*What needs to be done*: Can you reproduce the memcpy comment word for word, beginning at the words "LWN.net Logo" and stopping after "in portability problems."?

*Page excerpt*:
···

LWN.net Logo

On breaking things

On breaking things

Posted Dec 1, 2010 5:19 UTC (Wed) by RogerOdle (subscriber, #60791)
Parent article: On breaking things

The documentation for memcpy says that memory regions should not overlap but who reads the documentation until something breaks? What should be done now? Considering how wide spread memcpy use is, this is not trivial. Who should determine what the memcpy functionality should be? At some point, enough people may use a function that inertia takes control away from the original writers. Should the writers change the functionality just to make it faster? What else could be done?

Solutions:

1. Go ahead and make the change. The problem is that memcpy works differently on different architectures. This is a bad thing. It results in portability problems.

2. Revert memcpy to they way it worked before and introduce new memcpy alternatives that are optimized. I would suggest one version for copying from higher-memory-to-lower (memcpyhl) and another for lower-memory-to-higher (memcpylh). The original memcpy may be modified so that it is safe for overlapped memory by selecting which optimised version to branch to. This would be compatible with existing applications and provide the faster algorithms for future applications.

3. Change the memcpy spec so that it says explicitly what way it will copy so that it can be made to work the same way on all architectures. This will not fix the current problem but, for the future, memcpy will always work the same way on every platform.

We have seen the effects the change has had on highly visible projects, it has surely effected many more projects. It is not enough to say that the writers had the right to make the change. They also have a responsibility to the people who trust that the behaviour of the library will be consistent. You have to be sensitive to the fact that the change will cost your users time and money. It is not a way to endear friends.

···

*Listings of boxed layout items*:
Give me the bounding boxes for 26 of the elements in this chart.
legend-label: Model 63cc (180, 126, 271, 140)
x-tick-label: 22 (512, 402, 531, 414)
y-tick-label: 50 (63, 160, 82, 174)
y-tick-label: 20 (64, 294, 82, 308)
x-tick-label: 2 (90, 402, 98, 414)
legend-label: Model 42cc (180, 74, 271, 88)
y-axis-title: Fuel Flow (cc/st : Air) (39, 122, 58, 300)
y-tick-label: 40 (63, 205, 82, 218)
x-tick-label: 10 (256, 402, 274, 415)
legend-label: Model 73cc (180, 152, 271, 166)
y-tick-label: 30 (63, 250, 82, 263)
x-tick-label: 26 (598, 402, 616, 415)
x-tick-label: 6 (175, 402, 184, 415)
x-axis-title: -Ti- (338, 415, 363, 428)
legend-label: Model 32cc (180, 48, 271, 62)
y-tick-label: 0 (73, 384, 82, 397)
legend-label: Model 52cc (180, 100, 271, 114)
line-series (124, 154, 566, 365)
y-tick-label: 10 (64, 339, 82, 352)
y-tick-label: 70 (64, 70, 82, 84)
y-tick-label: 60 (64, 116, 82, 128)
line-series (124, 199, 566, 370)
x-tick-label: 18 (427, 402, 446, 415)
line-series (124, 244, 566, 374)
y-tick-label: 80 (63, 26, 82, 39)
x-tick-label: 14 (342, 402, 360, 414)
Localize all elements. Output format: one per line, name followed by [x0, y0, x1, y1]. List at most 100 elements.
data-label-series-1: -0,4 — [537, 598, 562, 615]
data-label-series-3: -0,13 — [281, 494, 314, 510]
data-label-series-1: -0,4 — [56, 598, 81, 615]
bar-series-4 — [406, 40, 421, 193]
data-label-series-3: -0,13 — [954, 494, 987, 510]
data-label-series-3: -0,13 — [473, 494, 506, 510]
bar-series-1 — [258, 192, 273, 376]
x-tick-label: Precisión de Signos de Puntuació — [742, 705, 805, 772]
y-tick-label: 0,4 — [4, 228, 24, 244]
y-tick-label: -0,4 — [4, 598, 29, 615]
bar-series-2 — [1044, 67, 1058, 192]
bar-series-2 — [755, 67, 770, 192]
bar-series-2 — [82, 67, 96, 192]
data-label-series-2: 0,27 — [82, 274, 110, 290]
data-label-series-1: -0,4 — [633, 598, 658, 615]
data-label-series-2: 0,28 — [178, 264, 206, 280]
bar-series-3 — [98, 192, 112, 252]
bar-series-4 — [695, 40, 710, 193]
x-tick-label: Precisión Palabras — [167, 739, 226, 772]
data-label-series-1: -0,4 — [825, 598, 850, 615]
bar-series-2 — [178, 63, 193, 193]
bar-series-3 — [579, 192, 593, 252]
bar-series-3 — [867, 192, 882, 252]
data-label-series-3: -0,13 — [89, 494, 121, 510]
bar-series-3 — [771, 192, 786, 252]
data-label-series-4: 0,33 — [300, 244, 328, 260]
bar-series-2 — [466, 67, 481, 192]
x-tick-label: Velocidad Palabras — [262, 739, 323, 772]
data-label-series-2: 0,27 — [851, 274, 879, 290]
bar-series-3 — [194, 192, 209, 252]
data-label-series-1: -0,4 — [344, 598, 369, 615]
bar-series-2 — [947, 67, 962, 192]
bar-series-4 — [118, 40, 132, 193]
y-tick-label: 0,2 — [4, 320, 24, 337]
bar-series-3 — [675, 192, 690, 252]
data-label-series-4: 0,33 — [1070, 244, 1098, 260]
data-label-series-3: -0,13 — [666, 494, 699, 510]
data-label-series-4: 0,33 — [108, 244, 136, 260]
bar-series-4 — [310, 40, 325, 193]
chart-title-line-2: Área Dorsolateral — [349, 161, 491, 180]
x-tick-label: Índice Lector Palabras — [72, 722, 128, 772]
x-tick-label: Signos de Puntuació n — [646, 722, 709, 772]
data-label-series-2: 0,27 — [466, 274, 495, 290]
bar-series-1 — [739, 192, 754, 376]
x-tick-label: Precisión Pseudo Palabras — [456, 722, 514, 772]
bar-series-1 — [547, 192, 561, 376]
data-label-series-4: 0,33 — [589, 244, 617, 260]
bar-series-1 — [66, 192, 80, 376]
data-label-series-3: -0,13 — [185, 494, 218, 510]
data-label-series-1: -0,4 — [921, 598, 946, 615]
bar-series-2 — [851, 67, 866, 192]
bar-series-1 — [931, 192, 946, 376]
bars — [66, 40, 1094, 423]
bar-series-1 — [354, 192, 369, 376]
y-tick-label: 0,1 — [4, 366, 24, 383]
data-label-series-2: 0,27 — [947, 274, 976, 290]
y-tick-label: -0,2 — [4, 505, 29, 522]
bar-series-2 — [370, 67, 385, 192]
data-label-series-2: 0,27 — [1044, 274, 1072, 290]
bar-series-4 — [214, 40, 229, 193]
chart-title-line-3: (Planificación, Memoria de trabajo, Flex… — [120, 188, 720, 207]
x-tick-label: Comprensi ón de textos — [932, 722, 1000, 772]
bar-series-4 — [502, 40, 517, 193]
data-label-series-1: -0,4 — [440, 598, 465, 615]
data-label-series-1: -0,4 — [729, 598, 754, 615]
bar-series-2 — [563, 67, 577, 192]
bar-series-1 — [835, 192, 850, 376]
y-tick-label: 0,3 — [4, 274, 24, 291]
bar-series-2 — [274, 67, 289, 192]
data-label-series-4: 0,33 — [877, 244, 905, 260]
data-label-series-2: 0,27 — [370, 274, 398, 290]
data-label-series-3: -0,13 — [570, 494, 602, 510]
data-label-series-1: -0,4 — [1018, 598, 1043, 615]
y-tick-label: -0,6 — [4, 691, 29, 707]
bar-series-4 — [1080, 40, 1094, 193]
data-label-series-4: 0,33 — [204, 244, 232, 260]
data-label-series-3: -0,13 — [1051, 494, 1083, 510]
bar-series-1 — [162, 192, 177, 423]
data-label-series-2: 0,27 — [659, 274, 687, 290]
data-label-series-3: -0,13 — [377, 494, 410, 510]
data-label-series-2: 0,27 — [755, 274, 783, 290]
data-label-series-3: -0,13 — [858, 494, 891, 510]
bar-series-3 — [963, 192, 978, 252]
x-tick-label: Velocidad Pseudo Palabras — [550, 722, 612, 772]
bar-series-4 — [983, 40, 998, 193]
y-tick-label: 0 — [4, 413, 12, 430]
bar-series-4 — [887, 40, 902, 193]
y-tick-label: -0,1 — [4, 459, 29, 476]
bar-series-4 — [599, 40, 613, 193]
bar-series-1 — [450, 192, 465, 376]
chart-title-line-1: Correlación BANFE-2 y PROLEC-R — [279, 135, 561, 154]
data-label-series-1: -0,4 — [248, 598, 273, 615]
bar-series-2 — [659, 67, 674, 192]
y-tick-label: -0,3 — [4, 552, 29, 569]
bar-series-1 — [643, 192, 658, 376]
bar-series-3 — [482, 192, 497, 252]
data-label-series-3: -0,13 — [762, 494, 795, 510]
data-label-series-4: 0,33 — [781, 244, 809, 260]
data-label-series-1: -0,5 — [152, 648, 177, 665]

···

*Finished task*:
LWN.net Logo

On breaking things

On breaking things

Posted Dec 1, 2010 5:19 UTC (Wed) by RogerOdle (subscriber, #60791)
Parent article: On breaking things

The documentation for memcpy says that memory regions should not overlap but who reads the documentation until something breaks? What should be done now? Considering how wide spread memcpy use is, this is not trivial. Who should determine what the memcpy functionality should be? At some point, enough people may use a function that inertia takes control away from the original writers. Should the writers change the functionality just to make it faster? What else could be done?

Solutions:

1. Go ahead and make the change. The problem is that memcpy works differently on different architectures. This is a bad thing. It results in portability problems.